Provided data:
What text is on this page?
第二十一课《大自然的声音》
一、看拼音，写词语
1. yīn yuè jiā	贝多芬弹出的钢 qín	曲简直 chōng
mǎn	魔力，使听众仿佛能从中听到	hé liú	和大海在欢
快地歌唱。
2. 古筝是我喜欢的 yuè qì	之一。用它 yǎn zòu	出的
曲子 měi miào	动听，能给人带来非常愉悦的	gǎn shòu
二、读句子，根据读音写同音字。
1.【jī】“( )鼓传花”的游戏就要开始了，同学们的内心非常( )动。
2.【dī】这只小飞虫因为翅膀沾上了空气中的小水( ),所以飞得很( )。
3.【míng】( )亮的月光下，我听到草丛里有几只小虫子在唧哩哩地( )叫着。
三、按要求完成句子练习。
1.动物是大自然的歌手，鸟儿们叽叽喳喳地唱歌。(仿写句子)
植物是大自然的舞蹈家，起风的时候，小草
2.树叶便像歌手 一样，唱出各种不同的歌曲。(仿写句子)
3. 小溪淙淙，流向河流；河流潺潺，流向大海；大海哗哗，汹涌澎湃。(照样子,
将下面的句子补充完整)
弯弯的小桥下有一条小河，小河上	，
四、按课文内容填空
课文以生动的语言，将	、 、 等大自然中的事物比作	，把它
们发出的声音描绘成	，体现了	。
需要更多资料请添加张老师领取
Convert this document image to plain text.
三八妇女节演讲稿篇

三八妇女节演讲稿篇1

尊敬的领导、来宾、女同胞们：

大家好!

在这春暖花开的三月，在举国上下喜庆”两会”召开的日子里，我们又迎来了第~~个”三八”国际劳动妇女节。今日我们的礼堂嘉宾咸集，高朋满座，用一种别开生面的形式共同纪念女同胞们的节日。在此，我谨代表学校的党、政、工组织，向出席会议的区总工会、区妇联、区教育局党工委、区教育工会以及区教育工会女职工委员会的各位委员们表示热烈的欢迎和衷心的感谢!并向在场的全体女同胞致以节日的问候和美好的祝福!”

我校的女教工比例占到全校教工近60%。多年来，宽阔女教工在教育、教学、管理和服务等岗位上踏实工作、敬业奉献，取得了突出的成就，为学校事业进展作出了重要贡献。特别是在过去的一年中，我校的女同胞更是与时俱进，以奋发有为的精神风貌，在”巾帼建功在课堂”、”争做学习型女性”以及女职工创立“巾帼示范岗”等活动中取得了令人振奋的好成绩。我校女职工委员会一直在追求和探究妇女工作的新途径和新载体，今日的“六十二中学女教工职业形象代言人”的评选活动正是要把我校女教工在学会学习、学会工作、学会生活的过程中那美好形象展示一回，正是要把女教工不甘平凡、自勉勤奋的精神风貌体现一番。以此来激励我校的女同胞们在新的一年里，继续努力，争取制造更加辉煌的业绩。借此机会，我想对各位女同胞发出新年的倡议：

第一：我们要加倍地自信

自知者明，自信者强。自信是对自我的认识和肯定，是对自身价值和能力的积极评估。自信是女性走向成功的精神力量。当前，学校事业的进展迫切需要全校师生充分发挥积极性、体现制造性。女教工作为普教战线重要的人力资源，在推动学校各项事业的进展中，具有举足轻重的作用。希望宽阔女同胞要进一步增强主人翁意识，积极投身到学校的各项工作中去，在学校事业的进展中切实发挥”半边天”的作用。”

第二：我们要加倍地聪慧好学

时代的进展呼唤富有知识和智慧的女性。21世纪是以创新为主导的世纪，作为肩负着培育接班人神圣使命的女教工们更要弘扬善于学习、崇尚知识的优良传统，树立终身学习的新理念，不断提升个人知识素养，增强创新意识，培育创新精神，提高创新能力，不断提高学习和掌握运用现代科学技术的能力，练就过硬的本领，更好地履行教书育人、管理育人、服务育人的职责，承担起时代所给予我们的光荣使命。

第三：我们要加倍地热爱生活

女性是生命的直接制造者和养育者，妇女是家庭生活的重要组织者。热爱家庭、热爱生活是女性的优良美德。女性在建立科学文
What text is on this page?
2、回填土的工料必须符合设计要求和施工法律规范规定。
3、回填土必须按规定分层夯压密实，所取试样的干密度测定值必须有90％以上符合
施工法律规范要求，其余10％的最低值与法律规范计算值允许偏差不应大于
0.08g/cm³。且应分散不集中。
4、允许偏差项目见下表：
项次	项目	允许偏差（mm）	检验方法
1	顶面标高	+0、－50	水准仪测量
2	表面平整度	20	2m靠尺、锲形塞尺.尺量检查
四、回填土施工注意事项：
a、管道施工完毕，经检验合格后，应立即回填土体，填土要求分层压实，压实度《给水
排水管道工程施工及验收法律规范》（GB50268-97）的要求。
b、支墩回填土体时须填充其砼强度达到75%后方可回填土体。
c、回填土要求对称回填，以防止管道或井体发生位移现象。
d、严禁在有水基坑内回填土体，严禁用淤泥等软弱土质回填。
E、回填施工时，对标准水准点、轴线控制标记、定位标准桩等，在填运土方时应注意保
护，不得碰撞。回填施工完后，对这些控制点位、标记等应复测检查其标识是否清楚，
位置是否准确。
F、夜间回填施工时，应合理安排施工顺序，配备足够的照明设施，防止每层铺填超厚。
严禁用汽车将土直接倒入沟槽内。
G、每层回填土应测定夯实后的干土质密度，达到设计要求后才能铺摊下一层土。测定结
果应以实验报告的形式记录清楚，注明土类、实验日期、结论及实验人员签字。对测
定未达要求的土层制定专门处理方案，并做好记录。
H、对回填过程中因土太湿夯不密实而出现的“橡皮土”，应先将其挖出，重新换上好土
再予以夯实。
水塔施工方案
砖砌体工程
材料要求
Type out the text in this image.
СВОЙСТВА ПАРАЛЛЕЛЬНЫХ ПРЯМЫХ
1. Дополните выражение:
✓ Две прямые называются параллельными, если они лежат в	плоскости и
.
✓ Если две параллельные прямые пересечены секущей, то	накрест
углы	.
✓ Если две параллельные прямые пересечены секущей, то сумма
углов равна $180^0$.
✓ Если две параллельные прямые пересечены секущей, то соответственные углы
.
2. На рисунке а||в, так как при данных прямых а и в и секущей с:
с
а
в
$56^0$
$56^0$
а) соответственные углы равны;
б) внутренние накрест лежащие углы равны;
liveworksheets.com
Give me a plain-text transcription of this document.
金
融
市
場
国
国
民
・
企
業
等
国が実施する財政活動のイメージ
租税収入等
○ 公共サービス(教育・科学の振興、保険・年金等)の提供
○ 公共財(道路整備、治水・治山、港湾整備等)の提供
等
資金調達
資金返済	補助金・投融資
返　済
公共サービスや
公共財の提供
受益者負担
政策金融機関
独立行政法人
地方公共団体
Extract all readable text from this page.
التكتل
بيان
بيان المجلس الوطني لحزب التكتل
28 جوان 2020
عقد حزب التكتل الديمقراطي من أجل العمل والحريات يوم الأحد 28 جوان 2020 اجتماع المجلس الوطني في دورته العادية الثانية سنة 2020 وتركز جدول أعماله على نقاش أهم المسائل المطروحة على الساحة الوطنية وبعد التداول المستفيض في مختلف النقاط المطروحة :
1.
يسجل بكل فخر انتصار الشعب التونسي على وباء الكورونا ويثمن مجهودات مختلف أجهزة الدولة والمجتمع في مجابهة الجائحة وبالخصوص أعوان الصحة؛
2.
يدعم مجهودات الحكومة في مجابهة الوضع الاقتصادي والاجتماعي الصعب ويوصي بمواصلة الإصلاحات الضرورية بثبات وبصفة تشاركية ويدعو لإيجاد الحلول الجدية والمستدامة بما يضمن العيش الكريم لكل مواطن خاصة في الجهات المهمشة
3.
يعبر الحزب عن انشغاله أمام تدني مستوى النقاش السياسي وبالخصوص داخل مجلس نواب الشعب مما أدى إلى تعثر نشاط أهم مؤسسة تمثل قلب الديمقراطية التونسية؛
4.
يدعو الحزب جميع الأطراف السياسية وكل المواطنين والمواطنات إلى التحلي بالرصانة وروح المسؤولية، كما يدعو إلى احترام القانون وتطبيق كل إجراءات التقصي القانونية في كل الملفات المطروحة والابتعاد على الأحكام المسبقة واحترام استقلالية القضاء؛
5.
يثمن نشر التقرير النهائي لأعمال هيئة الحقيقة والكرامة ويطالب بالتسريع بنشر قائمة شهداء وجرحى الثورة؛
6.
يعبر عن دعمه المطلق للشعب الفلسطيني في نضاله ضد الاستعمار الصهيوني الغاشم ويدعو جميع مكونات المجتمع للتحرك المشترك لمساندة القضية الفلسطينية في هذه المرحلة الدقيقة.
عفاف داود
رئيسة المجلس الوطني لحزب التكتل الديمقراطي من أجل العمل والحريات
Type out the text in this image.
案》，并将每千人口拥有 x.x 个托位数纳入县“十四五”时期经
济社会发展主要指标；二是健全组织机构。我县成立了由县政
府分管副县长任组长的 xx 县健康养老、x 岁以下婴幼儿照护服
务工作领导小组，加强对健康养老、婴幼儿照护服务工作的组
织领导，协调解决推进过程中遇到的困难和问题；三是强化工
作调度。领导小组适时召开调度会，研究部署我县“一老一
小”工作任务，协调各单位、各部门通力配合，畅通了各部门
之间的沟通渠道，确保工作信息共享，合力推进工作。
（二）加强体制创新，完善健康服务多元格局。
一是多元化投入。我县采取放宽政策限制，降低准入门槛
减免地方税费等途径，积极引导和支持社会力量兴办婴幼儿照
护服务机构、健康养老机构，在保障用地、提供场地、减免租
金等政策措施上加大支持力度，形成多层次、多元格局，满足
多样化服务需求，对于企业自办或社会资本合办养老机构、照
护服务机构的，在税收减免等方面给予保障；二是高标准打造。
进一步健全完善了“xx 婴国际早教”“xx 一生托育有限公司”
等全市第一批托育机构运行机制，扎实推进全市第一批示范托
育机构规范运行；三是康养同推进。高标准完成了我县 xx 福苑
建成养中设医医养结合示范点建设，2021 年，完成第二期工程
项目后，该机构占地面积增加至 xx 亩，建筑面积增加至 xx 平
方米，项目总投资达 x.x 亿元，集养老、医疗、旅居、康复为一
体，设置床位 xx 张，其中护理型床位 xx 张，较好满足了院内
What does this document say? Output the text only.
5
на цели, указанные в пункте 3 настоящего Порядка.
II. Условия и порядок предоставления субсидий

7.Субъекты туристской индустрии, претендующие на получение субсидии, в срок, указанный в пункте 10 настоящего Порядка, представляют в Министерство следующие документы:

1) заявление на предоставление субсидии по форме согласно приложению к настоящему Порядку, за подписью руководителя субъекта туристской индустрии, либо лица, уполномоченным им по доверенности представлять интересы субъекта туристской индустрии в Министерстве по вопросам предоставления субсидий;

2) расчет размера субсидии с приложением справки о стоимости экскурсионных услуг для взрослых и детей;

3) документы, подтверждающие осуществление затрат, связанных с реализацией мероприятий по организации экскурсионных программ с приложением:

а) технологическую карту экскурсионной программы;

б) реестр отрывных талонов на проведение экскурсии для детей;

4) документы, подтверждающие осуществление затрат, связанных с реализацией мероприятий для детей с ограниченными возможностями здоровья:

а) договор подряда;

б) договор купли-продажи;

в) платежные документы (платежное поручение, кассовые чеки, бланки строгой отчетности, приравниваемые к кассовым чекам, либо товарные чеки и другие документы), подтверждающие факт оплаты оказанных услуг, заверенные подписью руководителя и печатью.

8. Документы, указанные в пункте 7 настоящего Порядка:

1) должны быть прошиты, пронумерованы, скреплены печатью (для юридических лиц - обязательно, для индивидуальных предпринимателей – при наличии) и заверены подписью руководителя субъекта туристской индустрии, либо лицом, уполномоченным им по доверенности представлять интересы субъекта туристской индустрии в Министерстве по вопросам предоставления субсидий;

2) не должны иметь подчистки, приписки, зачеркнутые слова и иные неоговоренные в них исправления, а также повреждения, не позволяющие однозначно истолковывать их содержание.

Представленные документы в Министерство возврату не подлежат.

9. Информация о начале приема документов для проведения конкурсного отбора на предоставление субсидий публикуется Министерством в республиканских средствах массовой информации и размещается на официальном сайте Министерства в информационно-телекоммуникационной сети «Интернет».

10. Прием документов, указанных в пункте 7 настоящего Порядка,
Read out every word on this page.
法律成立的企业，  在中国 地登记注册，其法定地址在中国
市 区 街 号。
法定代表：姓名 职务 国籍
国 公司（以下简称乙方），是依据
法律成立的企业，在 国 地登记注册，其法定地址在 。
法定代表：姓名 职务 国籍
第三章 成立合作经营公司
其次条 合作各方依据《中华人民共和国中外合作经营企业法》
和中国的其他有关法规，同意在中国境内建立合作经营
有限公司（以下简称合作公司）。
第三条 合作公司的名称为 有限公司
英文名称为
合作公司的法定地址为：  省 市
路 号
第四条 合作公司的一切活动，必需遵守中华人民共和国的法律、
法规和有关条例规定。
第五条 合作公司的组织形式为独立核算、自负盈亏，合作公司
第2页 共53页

Given problem: Extract all lines containing the word "ويدعو".

Solution to the exercise:
يدعم مجهودات الحكومة في مجابهة الوضع الاقتصادي والاجتماعي الصعب ويوصي بمواصلة الإصلاحات الضرورية بثبات وبصفة تشاركية ويدعو لإيجاد الحلول الجدية والمستدامة بما يضمن العيش الكريم لكل مواطن خاصة في الجهات المهمشة
يعبر عن دعمه المطلق للشعب الفلسطيني في نضاله ضد الاستعمار الصهيوني الغاشم ويدعو جميع مكونات المجتمع للتحرك المشترك لمساندة القضية الفلسطينية في هذه المرحلة الدقيقة.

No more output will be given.